**Task brief**. Extract the records in full, leaving every picture out.

Data excerpts
● ● ● ●

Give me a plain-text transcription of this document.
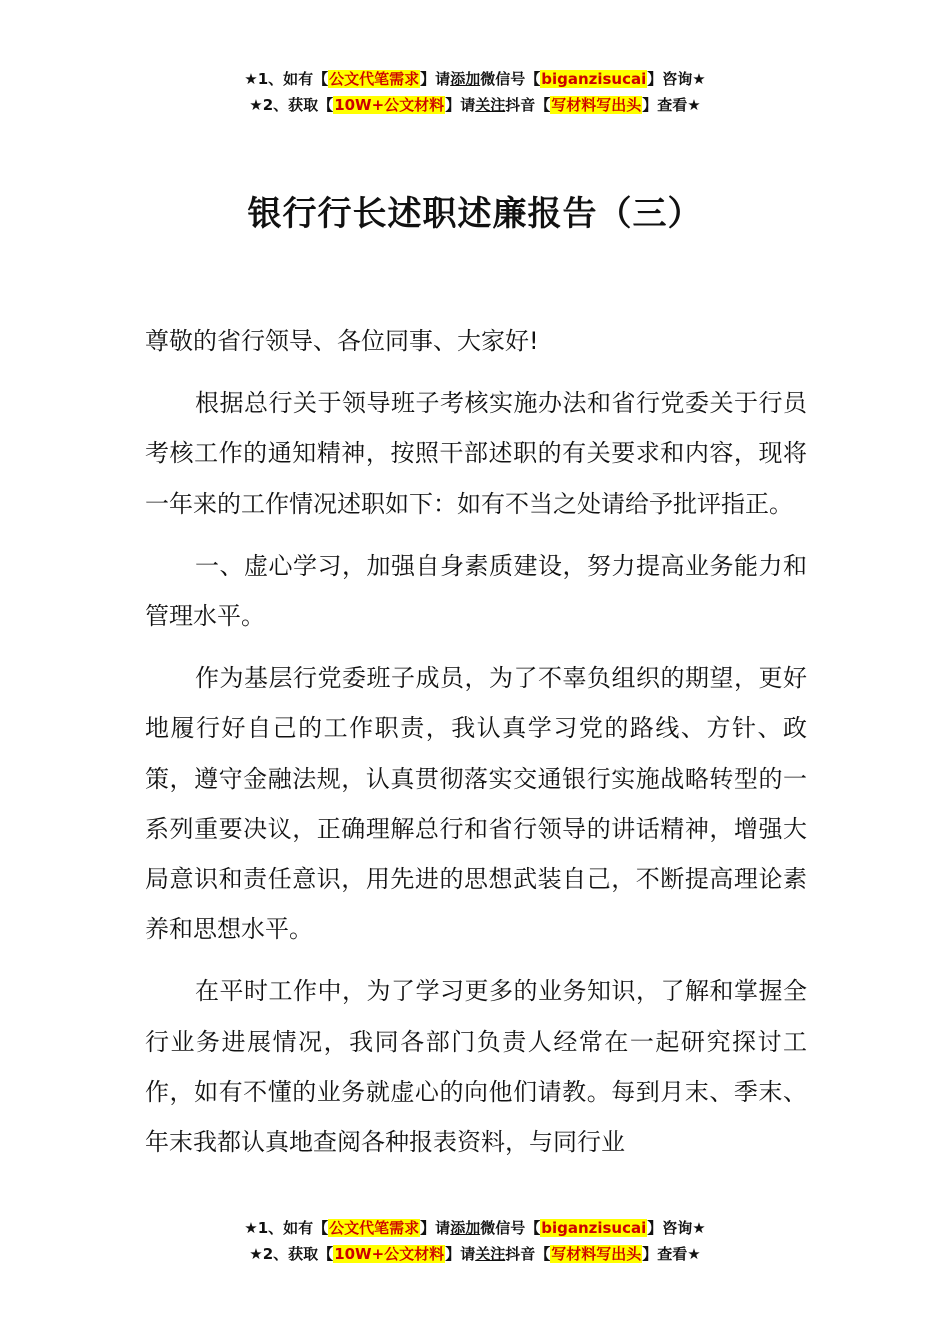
★1、如有【公文代笔需求】请添加微信号【biganzisucai】咨询★
★2、获取【10W+公文材料】请关注抖音【写材料写出头】查看★
银行行长述职述廉报告（三）

尊敬的省行领导、各位同事、大家好!

根据总行关于领导班子考核实施办法和省行党委关于行员考核工作的通知精神，按照干部述职的有关要求和内容，现将一年来的工作情况述职如下：如有不当之处请给予批评指正。

一、虚心学习，加强自身素质建设，努力提高业务能力和管理水平。

作为基层行党委班子成员，为了不辜负组织的期望，更好地履行好自己的工作职责，我认真学习党的路线、方针、政策，遵守金融法规，认真贯彻落实交通银行实施战略转型的一系列重要决议，正确理解总行和省行领导的讲话精神，增强大局意识和责任意识，用先进的思想武装自己，不断提高理论素养和思想水平。

在平时工作中，为了学习更多的业务知识，了解和掌握全行业务进展情况，我同各部门负责人经常在一起研究探讨工作，如有不懂的业务就虚心的向他们请教。每到月末、季末、年末我都认真地查阅各种报表资料，与同行业

★1、如有【公文代笔需求】请添加微信号【biganzisucai】咨询★
★2、获取【10W+公文材料】请关注抖音【写材料写出头】查看★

● ● ● ●

**Result for this exercise**.
Give me a plain-text transcription of this document.
★1、如有【公文代笔需求】请添加微信号【biganzisucai】咨询★
★2、获取【10W+公文材料】请关注抖音【写材料写出头】查看★
银行行长述职述廉报告（三）

尊敬的省行领导、各位同事、大家好!

根据总行关于领导班子考核实施办法和省行党委关于行员考核工作的通知精神，按照干部述职的有关要求和内容，现将一年来的工作情况述职如下：如有不当之处请给予批评指正。

一、虚心学习，加强自身素质建设，努力提高业务能力和管理水平。

作为基层行党委班子成员，为了不辜负组织的期望，更好地履行好自己的工作职责，我认真学习党的路线、方针、政策，遵守金融法规，认真贯彻落实交通银行实施战略转型的一系列重要决议，正确理解总行和省行领导的讲话精神，增强大局意识和责任意识，用先进的思想武装自己，不断提高理论素养和思想水平。

在平时工作中，为了学习更多的业务知识，了解和掌握全行业务进展情况，我同各部门负责人经常在一起研究探讨工作，如有不懂的业务就虚心的向他们请教。每到月末、季末、年末我都认真地查阅各种报表资料，与同行业

★1、如有【公文代笔需求】请添加微信号【biganzisucai】咨询★
★2、获取【10W+公文材料】请关注抖音【写材料写出头】查看★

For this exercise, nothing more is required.